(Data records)
☆ ☆ ☆ ☆

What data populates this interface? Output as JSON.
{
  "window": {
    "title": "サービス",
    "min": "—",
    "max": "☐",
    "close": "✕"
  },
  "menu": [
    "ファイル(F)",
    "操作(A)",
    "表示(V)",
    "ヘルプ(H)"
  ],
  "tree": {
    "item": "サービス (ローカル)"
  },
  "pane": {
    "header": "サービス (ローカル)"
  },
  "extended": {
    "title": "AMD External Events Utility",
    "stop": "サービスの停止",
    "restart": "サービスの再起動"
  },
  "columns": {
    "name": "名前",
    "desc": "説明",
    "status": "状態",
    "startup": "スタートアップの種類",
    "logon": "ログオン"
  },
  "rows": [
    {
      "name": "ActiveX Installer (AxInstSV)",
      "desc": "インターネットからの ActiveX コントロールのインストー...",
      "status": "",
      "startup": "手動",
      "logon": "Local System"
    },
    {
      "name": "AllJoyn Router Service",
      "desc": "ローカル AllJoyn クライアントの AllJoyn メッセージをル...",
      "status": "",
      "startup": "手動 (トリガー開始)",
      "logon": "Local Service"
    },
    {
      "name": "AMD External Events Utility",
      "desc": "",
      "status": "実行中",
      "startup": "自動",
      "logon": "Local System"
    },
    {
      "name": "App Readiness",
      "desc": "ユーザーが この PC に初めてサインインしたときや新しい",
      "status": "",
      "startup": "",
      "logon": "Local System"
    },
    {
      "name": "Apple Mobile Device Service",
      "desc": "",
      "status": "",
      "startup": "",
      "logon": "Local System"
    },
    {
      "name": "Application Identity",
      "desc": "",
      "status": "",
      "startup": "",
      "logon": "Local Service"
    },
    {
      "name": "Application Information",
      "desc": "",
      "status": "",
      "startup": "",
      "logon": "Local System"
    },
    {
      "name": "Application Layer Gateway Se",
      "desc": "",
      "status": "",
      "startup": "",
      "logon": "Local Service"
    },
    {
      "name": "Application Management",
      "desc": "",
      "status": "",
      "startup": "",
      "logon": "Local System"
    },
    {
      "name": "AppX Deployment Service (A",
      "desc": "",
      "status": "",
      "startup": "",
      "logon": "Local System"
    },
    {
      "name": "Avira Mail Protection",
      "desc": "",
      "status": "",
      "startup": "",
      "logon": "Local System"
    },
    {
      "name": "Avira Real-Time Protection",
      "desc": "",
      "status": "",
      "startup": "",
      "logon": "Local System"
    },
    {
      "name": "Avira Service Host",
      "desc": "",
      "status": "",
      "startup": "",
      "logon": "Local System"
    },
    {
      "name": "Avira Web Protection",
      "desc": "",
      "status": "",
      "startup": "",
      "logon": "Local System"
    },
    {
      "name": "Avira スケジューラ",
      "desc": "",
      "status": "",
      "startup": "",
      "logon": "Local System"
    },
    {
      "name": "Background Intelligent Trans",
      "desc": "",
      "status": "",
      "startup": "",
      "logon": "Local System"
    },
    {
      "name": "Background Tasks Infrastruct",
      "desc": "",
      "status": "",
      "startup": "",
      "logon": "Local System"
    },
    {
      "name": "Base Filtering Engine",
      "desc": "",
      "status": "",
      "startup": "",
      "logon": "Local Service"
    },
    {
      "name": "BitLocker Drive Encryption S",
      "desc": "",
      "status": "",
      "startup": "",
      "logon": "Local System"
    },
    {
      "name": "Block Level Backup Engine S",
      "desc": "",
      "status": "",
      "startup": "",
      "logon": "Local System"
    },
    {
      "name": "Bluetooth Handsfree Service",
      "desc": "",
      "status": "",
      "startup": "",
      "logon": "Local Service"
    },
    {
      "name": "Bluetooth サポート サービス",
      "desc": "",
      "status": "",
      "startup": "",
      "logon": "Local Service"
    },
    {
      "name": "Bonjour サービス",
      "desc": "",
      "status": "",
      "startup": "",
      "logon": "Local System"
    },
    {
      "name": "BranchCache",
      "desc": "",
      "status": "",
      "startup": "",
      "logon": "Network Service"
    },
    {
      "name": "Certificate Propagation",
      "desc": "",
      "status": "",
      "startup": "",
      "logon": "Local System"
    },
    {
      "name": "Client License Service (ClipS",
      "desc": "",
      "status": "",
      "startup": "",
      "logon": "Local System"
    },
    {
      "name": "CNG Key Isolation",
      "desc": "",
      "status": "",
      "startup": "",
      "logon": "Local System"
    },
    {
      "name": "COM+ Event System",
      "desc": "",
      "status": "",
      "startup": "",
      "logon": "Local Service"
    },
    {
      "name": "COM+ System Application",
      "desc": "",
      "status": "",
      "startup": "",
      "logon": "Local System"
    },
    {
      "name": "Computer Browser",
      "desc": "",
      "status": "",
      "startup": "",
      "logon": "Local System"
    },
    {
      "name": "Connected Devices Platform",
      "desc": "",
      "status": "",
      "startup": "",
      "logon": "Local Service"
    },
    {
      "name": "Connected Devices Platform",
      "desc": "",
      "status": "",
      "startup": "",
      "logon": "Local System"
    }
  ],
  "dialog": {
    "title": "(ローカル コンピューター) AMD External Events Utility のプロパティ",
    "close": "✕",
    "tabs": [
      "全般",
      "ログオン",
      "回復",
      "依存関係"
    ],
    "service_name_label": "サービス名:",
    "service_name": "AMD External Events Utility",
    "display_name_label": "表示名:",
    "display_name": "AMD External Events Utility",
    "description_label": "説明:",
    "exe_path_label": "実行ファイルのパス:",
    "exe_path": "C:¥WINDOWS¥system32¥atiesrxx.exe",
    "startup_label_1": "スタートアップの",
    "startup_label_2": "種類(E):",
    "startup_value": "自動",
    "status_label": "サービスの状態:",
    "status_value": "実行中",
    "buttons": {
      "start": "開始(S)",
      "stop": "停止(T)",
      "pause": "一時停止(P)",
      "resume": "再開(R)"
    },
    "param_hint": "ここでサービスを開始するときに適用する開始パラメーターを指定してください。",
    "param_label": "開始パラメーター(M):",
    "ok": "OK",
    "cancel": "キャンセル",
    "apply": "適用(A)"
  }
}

☆ ☆ ☆ ☆

*Exercise instructions*. Your task is to transcribe the listing above in full, exactly as given.

*Response to this exercise*.
What data populates this interface? Output as JSON.
{
  "window": {
    "title": "サービス",
    "min": "—",
    "max": "☐",
    "close": "✕"
  },
  "menu": [
    "ファイル(F)",
    "操作(A)",
    "表示(V)",
    "ヘルプ(H)"
  ],
  "tree": {
    "item": "サービス (ローカル)"
  },
  "pane": {
    "header": "サービス (ローカル)"
  },
  "extended": {
    "title": "AMD External Events Utility",
    "stop": "サービスの停止",
    "restart": "サービスの再起動"
  },
  "columns": {
    "name": "名前",
    "desc": "説明",
    "status": "状態",
    "startup": "スタートアップの種類",
    "logon": "ログオン"
  },
  "rows": [
    {
      "name": "ActiveX Installer (AxInstSV)",
      "desc": "インターネットからの ActiveX コントロールのインストー...",
      "status": "",
      "startup": "手動",
      "logon": "Local System"
    },
    {
      "name": "AllJoyn Router Service",
      "desc": "ローカル AllJoyn クライアントの AllJoyn メッセージをル...",
      "status": "",
      "startup": "手動 (トリガー開始)",
      "logon": "Local Service"
    },
    {
      "name": "AMD External Events Utility",
      "desc": "",
      "status": "実行中",
      "startup": "自動",
      "logon": "Local System"
    },
    {
      "name": "App Readiness",
      "desc": "ユーザーが この PC に初めてサインインしたときや新しい",
      "status": "",
      "startup": "",
      "logon": "Local System"
    },
    {
      "name": "Apple Mobile Device Service",
      "desc": "",
      "status": "",
      "startup": "",
      "logon": "Local System"
    },
    {
      "name": "Application Identity",
      "desc": "",
      "status": "",
      "startup": "",
      "logon": "Local Service"
    },
    {
      "name": "Application Information",
      "desc": "",
      "status": "",
      "startup": "",
      "logon": "Local System"
    },
    {
      "name": "Application Layer Gateway Se",
      "desc": "",
      "status": "",
      "startup": "",
      "logon": "Local Service"
    },
    {
      "name": "Application Management",
      "desc": "",
      "status": "",
      "startup": "",
      "logon": "Local System"
    },
    {
      "name": "AppX Deployment Service (A",
      "desc": "",
      "status": "",
      "startup": "",
      "logon": "Local System"
    },
    {
      "name": "Avira Mail Protection",
      "desc": "",
      "status": "",
      "startup": "",
      "logon": "Local System"
    },
    {
      "name": "Avira Real-Time Protection",
      "desc": "",
      "status": "",
      "startup": "",
      "logon": "Local System"
    },
    {
      "name": "Avira Service Host",
      "desc": "",
      "status": "",
      "startup": "",
      "logon": "Local System"
    },
    {
      "name": "Avira Web Protection",
      "desc": "",
      "status": "",
      "startup": "",
      "logon": "Local System"
    },
    {
      "name": "Avira スケジューラ",
      "desc": "",
      "status": "",
      "startup": "",
      "logon": "Local System"
    },
    {
      "name": "Background Intelligent Trans",
      "desc": "",
      "status": "",
      "startup": "",
      "logon": "Local System"
    },
    {
      "name": "Background Tasks Infrastruct",
      "desc": "",
      "status": "",
      "startup": "",
      "logon": "Local System"
    },
    {
      "name": "Base Filtering Engine",
      "desc": "",
      "status": "",
      "startup": "",
      "logon": "Local Service"
    },
    {
      "name": "BitLocker Drive Encryption S",
      "desc": "",
      "status": "",
      "startup": "",
      "logon": "Local System"
    },
    {
      "name": "Block Level Backup Engine S",
      "desc": "",
      "status": "",
      "startup": "",
      "logon": "Local System"
    },
    {
      "name": "Bluetooth Handsfree Service",
      "desc": "",
      "status": "",
      "startup": "",
      "logon": "Local Service"
    },
    {
      "name": "Bluetooth サポート サービス",
      "desc": "",
      "status": "",
      "startup": "",
      "logon": "Local Service"
    },
    {
      "name": "Bonjour サービス",
      "desc": "",
      "status": "",
      "startup": "",
      "logon": "Local System"
    },
    {
      "name": "BranchCache",
      "desc": "",
      "status": "",
      "startup": "",
      "logon": "Network Service"
    },
    {
      "name": "Certificate Propagation",
      "desc": "",
      "status": "",
      "startup": "",
      "logon": "Local System"
    },
    {
      "name": "Client License Service (ClipS",
      "desc": "",
      "status": "",
      "startup": "",
      "logon": "Local System"
    },
    {
      "name": "CNG Key Isolation",
      "desc": "",
      "status": "",
      "startup": "",
      "logon": "Local System"
    },
    {
      "name": "COM+ Event System",
      "desc": "",
      "status": "",
      "startup": "",
      "logon": "Local Service"
    },
    {
      "name": "COM+ System Application",
      "desc": "",
      "status": "",
      "startup": "",
      "logon": "Local System"
    },
    {
      "name": "Computer Browser",
      "desc": "",
      "status": "",
      "startup": "",
      "logon": "Local System"
    },
    {
      "name": "Connected Devices Platform",
      "desc": "",
      "status": "",
      "startup": "",
      "logon": "Local Service"
    },
    {
      "name": "Connected Devices Platform",
      "desc": "",
      "status": "",
      "startup": "",
      "logon": "Local System"
    }
  ],
  "dialog": {
    "title": "(ローカル コンピューター) AMD External Events Utility のプロパティ",
    "close": "✕",
    "tabs": [
      "全般",
      "ログオン",
      "回復",
      "依存関係"
    ],
    "service_name_label": "サービス名:",
    "service_name": "AMD External Events Utility",
    "display_name_label": "表示名:",
    "display_name": "AMD External Events Utility",
    "description_label": "説明:",
    "exe_path_label": "実行ファイルのパス:",
    "exe_path": "C:¥WINDOWS¥system32¥atiesrxx.exe",
    "startup_label_1": "スタートアップの",
    "startup_label_2": "種類(E):",
    "startup_value": "自動",
    "status_label": "サービスの状態:",
    "status_value": "実行中",
    "buttons": {
      "start": "開始(S)",
      "stop": "停止(T)",
      "pause": "一時停止(P)",
      "resume": "再開(R)"
    },
    "param_hint": "ここでサービスを開始するときに適用する開始パラメーターを指定してください。",
    "param_label": "開始パラメーター(M):",
    "ok": "OK",
    "cancel": "キャンセル",
    "apply": "適用(A)"
  }
}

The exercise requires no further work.